• DATA SUPPLIED:
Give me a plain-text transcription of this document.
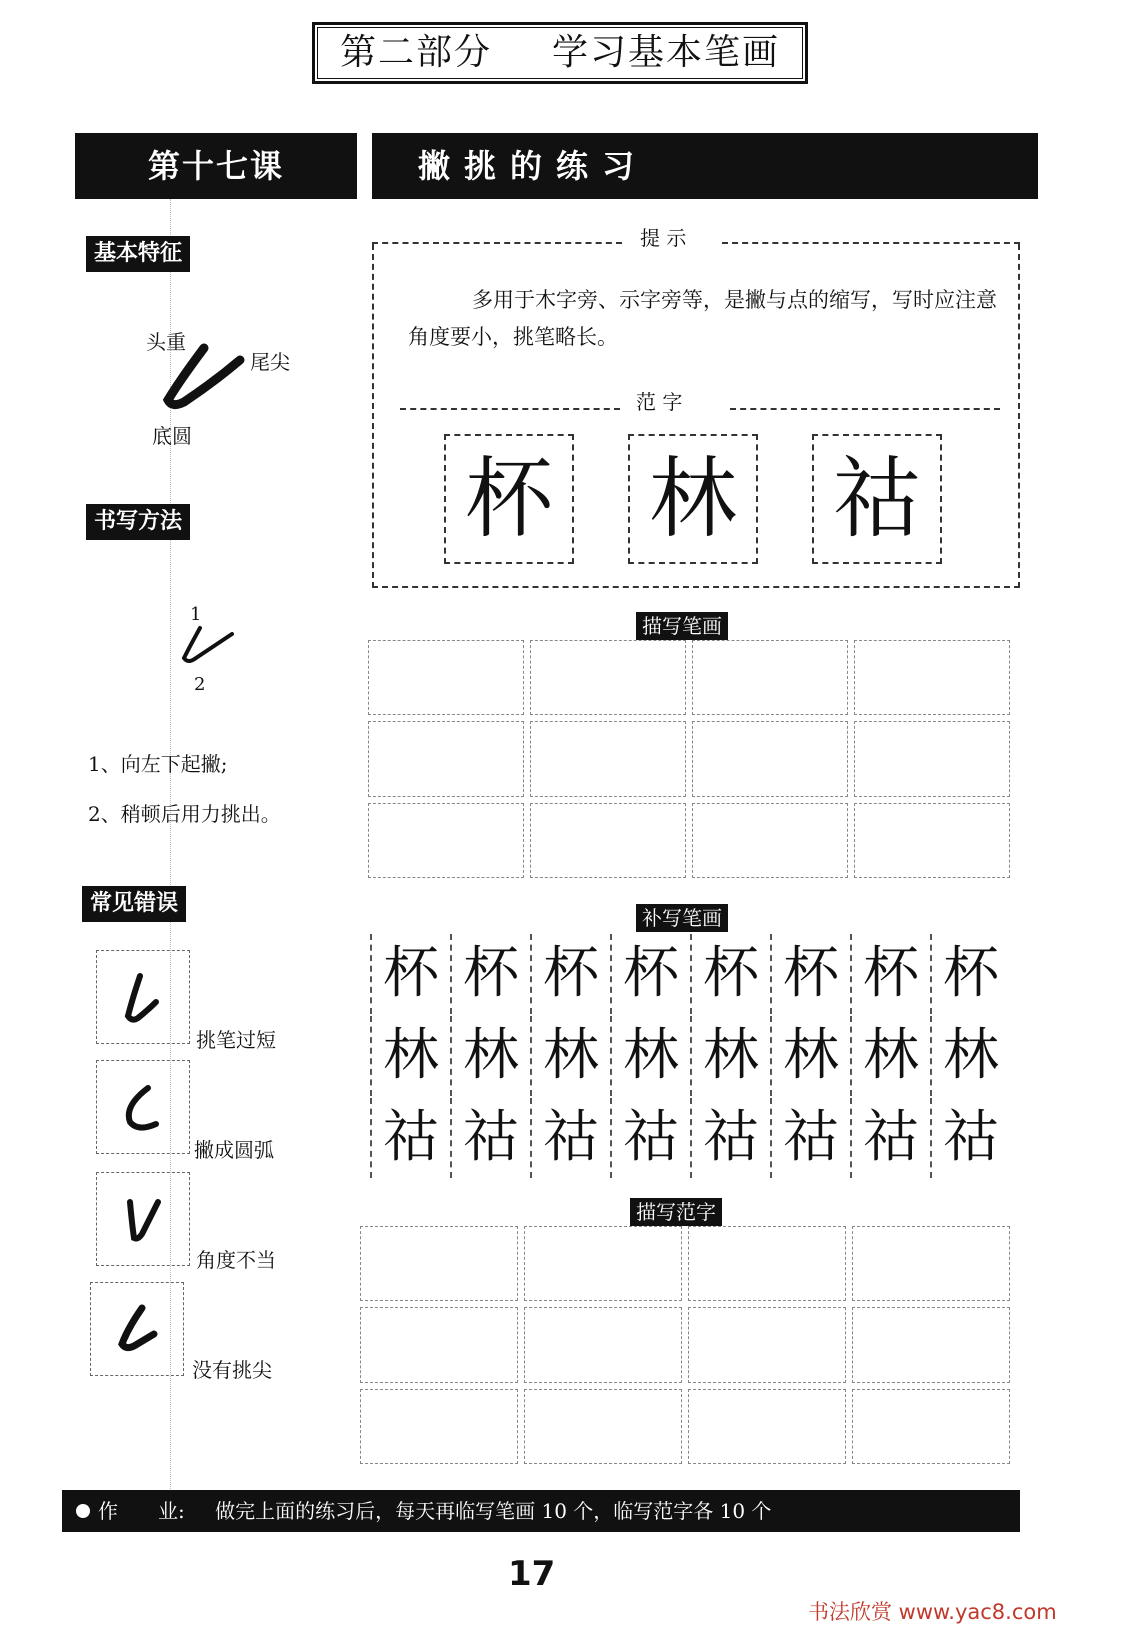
第二部分 学习基本笔画
第十七课	撇挑的练习
基本特征
头重
尾尖
底圆
书写方法
1
2
1、向左下起撇;
2、稍顿后用力挑出。
常见错误
挑笔过短
撇成圆弧
角度不当
没有挑尖
提 示
多用于木字旁、示字旁等，是撇与点的缩写，写时应注意角度要小，挑笔略长。
范 字
杯 林 祜
描写笔画
补写笔画
杯 杯 杯 杯 杯 杯 杯 杯
林 林 林 林 林 林 林 林
祜 祜 祜 祜 祜 祜 祜 祜
描写范字
作　　业: 做完上面的练习后，每天再临写笔画 10 个，临写范字各 10 个
17
书法欣赏 www.yac8.com
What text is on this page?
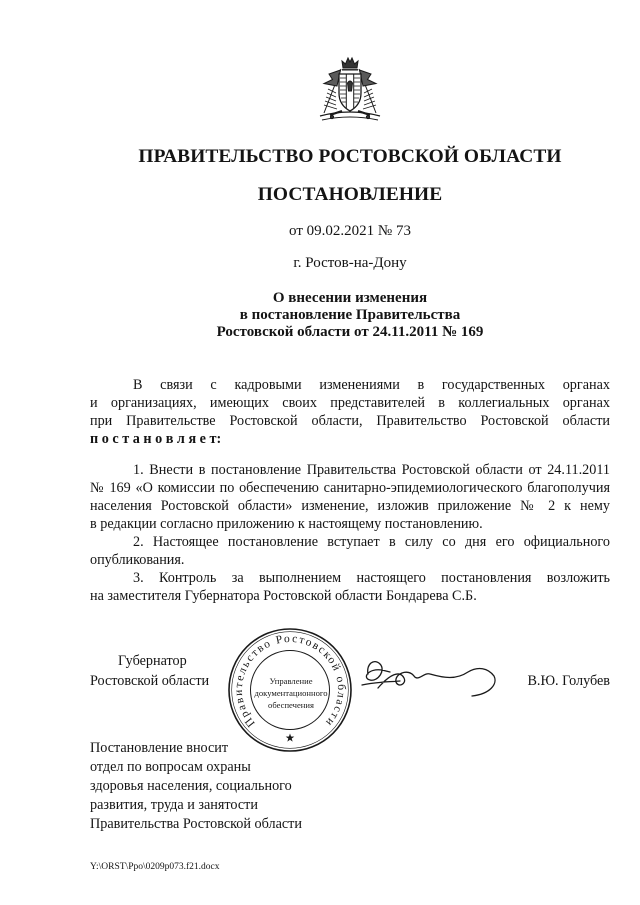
ПРАВИТЕЛЬСТВО РОСТОВСКОЙ ОБЛАСТИ
ПОСТАНОВЛЕНИЕ
от 09.02.2021 № 73
г. Ростов-на-Дону
О внесении изменения
в постановление Правительства
Ростовской области от 24.11.2011 № 169
В связи с кадровыми изменениями в государственных органах
и организациях, имеющих своих представителей в коллегиальных органах
при Правительстве Ростовской области, Правительство Ростовской области
п о с т а н о в л я е т:
1. Внести в постановление Правительства Ростовской области от 24.11.2011
№ 169 «О комиссии по обеспечению санитарно-эпидемиологического благополучия
населения Ростовской области» изменение, изложив приложение № 2 к нему
в редакции согласно приложению к настоящему постановлению.
2. Настоящее постановление вступает в силу со дня его официального
опубликования.
3. Контроль за выполнением настоящего постановления возложить
на заместителя Губернатора Ростовской области Бондарева С.Б.
Губернатор
Ростовской области	В.Ю. Голубев
Правительство Ростовской области
Управление
документационного
обеспечения
Постановление вносит
отдел по вопросам охраны
здоровья населения, социального
развития, труда и занятости
Правительства Ростовской области
Y:\ORST\Ppo\0209p073.f21.docx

• TASK DIRECTIONS:
Repeat the data exactly, excluding the pictures.

• RIGHT ANSWER:
Give me a plain-text transcription of this document.
第二部分 学习基本笔画
第十七课	撇挑的练习
基本特征
头重
尾尖
底圆
书写方法
1
2
1、向左下起撇;
2、稍顿后用力挑出。
常见错误
挑笔过短
撇成圆弧
角度不当
没有挑尖
提 示
多用于木字旁、示字旁等，是撇与点的缩写，写时应注意角度要小，挑笔略长。
范 字
杯 林 祜
描写笔画
补写笔画
杯 杯 杯 杯 杯 杯 杯 杯
林 林 林 林 林 林 林 林
祜 祜 祜 祜 祜 祜 祜 祜
描写范字
作　　业: 做完上面的练习后，每天再临写笔画 10 个，临写范字各 10 个
17
书法欣赏 www.yac8.com
What text is on this page?
ПРАВИТЕЛЬСТВО РОСТОВСКОЙ ОБЛАСТИ
ПОСТАНОВЛЕНИЕ
от 09.02.2021 № 73
г. Ростов-на-Дону
О внесении изменения
в постановление Правительства
Ростовской области от 24.11.2011 № 169
В связи с кадровыми изменениями в государственных органах
и организациях, имеющих своих представителей в коллегиальных органах
при Правительстве Ростовской области, Правительство Ростовской области
п о с т а н о в л я е т:
1. Внести в постановление Правительства Ростовской области от 24.11.2011
№ 169 «О комиссии по обеспечению санитарно-эпидемиологического благополучия
населения Ростовской области» изменение, изложив приложение № 2 к нему
в редакции согласно приложению к настоящему постановлению.
2. Настоящее постановление вступает в силу со дня его официального
опубликования.
3. Контроль за выполнением настоящего постановления возложить
на заместителя Губернатора Ростовской области Бондарева С.Б.
Губернатор
Ростовской области	В.Ю. Голубев
Правительство Ростовской области
Управление
документационного
обеспечения
Постановление вносит
отдел по вопросам охраны
здоровья населения, социального
развития, труда и занятости
Правительства Ростовской области
Y:\ORST\Ppo\0209p073.f21.docx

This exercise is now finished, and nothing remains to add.